# [The request]
Return all lines below containing the word "район".

# [Saved entries]
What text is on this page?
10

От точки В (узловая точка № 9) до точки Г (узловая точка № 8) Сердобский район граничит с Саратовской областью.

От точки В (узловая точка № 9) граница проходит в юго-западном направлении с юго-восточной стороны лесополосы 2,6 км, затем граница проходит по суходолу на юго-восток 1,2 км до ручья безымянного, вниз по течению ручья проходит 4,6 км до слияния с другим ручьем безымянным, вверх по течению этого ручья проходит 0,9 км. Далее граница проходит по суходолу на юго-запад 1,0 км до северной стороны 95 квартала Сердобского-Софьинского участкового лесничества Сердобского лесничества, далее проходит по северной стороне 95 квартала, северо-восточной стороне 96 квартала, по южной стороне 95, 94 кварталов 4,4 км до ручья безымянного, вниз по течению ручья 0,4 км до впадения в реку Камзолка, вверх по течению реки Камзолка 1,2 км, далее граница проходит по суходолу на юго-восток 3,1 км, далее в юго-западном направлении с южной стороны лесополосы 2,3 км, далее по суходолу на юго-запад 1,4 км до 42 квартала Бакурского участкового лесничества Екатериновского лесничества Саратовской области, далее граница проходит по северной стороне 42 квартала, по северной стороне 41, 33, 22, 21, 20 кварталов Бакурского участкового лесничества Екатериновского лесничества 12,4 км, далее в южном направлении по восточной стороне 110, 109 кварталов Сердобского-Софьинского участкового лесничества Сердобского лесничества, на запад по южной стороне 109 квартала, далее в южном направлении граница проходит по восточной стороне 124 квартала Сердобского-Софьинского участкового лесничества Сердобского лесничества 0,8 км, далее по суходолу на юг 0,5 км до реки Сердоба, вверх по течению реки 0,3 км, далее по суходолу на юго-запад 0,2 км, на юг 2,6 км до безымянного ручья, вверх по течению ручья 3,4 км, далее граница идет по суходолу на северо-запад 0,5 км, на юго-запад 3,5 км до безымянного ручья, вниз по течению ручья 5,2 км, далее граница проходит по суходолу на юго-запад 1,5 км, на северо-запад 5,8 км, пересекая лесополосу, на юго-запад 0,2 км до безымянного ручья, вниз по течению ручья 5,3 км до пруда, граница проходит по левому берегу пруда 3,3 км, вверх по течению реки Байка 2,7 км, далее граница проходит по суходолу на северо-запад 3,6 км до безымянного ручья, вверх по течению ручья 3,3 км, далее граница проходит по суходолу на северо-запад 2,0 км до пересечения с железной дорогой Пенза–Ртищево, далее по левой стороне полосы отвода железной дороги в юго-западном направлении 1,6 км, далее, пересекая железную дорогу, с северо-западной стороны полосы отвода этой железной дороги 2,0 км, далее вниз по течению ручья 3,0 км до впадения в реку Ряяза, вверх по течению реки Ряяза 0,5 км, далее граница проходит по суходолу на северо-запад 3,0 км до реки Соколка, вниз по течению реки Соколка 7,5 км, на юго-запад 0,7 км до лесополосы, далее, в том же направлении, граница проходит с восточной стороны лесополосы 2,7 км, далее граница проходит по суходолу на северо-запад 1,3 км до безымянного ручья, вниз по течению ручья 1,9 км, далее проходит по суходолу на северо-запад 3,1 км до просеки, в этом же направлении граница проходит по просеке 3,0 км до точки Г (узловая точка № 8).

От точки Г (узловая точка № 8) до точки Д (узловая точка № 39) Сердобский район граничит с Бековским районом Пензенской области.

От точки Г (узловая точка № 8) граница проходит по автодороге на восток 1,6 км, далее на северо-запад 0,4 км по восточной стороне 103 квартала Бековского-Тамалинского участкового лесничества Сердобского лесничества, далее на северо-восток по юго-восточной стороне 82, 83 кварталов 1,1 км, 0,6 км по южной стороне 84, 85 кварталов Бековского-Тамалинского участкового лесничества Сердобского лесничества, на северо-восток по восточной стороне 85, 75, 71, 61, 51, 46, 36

# [Solution to this task]
От точки В (узловая точка № 9) до точки Г (узловая точка № 8) Сердобский район граничит с Саратовской областью.
От точки Г (узловая точка № 8) до точки Д (узловая точка № 39) Сердобский район граничит с Бековским районом Пензенской области.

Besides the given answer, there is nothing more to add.